(Given task): Reproduce the entries verbatim from the first line down to and including the line that contains "ohlc-bar [334,168,341,220]".

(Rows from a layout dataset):

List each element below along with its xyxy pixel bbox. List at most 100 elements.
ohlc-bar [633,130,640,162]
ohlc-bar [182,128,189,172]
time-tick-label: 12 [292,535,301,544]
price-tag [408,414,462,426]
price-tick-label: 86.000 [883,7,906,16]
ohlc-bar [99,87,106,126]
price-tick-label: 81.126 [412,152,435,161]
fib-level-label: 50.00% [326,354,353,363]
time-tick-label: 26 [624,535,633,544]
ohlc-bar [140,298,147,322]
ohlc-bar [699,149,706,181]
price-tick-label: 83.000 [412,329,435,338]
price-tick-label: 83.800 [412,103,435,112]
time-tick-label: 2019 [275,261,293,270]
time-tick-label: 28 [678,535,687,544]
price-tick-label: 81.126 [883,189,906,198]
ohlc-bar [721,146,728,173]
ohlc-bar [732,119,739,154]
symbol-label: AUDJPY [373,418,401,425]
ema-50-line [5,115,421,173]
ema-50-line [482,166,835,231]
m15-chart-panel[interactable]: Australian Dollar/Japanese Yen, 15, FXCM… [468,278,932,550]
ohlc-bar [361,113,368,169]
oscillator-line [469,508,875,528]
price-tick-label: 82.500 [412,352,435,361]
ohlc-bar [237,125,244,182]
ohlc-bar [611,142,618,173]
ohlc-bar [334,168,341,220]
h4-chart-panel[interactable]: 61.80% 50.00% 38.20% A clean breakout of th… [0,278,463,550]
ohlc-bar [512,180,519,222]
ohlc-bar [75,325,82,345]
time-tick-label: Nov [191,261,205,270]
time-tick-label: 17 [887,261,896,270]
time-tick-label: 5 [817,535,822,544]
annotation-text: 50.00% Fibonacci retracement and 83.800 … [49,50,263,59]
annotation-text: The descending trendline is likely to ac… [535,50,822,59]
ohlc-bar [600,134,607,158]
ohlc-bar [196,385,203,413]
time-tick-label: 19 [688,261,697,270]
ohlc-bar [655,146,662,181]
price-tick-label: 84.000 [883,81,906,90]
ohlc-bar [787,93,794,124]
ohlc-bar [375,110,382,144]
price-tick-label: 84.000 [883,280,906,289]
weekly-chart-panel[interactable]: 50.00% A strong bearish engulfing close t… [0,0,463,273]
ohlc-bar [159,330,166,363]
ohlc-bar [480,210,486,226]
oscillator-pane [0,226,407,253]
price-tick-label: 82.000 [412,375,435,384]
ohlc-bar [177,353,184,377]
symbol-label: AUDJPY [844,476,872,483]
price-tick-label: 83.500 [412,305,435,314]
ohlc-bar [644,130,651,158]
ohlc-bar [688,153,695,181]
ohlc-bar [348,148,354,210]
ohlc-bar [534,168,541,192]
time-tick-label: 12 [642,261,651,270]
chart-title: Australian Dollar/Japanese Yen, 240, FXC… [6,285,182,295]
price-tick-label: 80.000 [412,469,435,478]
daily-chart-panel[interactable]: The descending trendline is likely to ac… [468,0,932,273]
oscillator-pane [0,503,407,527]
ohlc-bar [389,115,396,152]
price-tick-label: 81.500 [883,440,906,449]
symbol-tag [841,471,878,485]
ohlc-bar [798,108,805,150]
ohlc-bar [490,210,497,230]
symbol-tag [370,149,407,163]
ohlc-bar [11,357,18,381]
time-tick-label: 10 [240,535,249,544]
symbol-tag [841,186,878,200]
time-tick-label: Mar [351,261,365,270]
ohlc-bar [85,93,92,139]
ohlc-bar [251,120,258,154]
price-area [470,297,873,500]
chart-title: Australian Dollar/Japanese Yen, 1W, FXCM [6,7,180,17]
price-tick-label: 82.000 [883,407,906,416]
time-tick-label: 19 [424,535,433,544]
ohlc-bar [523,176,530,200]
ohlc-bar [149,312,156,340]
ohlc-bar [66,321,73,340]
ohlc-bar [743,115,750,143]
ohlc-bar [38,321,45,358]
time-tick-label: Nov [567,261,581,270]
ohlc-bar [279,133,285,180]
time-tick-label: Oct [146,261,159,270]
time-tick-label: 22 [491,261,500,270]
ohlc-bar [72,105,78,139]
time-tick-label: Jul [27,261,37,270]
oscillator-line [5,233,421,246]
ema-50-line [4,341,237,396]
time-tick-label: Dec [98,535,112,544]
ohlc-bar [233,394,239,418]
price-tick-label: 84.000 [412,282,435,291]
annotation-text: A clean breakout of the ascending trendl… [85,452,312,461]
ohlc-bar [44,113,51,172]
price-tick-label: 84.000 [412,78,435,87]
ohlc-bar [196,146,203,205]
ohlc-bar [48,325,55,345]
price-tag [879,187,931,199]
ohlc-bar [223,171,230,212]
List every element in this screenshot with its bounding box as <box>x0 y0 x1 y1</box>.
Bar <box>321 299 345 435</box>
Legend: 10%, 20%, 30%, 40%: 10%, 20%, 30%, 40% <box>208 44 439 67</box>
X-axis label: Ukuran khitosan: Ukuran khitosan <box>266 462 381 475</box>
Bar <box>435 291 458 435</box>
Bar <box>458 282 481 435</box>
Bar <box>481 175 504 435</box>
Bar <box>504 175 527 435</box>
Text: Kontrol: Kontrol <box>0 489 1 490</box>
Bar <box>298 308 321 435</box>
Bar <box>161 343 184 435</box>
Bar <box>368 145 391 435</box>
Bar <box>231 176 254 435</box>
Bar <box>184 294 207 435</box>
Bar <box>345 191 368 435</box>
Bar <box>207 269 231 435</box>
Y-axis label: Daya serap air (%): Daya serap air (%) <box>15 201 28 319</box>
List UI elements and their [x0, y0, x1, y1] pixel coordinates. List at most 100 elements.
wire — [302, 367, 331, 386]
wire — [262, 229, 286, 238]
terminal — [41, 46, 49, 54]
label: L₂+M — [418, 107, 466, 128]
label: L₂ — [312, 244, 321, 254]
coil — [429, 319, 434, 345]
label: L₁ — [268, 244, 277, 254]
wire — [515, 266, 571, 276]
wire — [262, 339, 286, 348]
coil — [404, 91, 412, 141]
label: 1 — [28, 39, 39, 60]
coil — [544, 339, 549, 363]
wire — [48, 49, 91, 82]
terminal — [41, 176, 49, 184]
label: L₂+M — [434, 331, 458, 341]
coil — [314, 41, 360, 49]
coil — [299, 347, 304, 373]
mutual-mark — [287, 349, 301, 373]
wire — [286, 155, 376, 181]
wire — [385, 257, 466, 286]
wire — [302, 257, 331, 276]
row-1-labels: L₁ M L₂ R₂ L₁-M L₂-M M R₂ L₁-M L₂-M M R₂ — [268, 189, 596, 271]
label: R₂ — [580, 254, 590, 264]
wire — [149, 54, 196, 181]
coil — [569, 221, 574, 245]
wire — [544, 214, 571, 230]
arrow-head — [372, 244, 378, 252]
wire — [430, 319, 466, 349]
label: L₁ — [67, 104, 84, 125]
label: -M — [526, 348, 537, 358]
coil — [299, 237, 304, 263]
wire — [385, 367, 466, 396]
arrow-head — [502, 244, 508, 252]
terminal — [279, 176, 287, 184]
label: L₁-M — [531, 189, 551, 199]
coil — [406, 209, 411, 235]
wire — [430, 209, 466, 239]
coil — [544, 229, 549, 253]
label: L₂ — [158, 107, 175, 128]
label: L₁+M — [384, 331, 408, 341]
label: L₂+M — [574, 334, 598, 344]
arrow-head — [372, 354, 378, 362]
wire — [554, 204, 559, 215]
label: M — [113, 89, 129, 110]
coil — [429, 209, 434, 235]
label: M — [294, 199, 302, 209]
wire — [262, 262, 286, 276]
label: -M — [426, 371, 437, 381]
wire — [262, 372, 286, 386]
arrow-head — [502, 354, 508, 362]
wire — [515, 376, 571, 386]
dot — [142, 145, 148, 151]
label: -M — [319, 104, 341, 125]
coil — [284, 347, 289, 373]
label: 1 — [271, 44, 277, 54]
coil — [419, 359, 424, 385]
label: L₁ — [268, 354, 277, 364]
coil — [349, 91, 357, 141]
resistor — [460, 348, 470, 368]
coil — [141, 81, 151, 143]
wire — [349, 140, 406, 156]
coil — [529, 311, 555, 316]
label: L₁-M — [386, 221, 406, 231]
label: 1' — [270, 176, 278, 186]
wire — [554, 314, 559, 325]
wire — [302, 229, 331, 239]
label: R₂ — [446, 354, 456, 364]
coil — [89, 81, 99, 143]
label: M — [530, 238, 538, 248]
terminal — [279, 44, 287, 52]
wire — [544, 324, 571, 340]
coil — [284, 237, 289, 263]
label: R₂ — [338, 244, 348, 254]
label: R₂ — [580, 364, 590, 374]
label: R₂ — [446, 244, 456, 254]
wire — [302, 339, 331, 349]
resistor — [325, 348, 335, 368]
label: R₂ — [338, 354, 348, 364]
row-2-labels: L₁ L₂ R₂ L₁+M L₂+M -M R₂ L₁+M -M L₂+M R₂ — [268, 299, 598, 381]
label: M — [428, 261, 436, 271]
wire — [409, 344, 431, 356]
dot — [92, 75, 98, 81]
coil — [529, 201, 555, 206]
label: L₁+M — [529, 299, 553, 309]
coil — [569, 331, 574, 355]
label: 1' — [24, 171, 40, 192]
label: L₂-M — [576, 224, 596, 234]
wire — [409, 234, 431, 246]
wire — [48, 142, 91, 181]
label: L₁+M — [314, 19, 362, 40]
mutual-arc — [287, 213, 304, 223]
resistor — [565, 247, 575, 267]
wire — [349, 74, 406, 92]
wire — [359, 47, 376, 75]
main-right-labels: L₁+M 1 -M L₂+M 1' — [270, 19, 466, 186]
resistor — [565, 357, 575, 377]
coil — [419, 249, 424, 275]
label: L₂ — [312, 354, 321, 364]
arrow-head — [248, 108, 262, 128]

(Task output):
List each element below along with its xyxy pixel bbox. List at most 100 elements.
ohlc-bar [633,130,640,162]
ohlc-bar [182,128,189,172]
time-tick-label: 12 [292,535,301,544]
price-tag [408,414,462,426]
price-tick-label: 86.000 [883,7,906,16]
ohlc-bar [99,87,106,126]
price-tick-label: 81.126 [412,152,435,161]
fib-level-label: 50.00% [326,354,353,363]
time-tick-label: 26 [624,535,633,544]
ohlc-bar [140,298,147,322]
ohlc-bar [699,149,706,181]
price-tick-label: 83.000 [412,329,435,338]
price-tick-label: 83.800 [412,103,435,112]
time-tick-label: 2019 [275,261,293,270]
time-tick-label: 28 [678,535,687,544]
price-tick-label: 81.126 [883,189,906,198]
ohlc-bar [721,146,728,173]
ohlc-bar [732,119,739,154]
symbol-label: AUDJPY [373,418,401,425]
ema-50-line [5,115,421,173]
ema-50-line [482,166,835,231]
m15-chart-panel[interactable]: Australian Dollar/Japanese Yen, 15, FXCM… [468,278,932,550]
ohlc-bar [361,113,368,169]
oscillator-line [469,508,875,528]
price-tick-label: 82.500 [412,352,435,361]
ohlc-bar [237,125,244,182]
ohlc-bar [611,142,618,173]
ohlc-bar [334,168,341,220]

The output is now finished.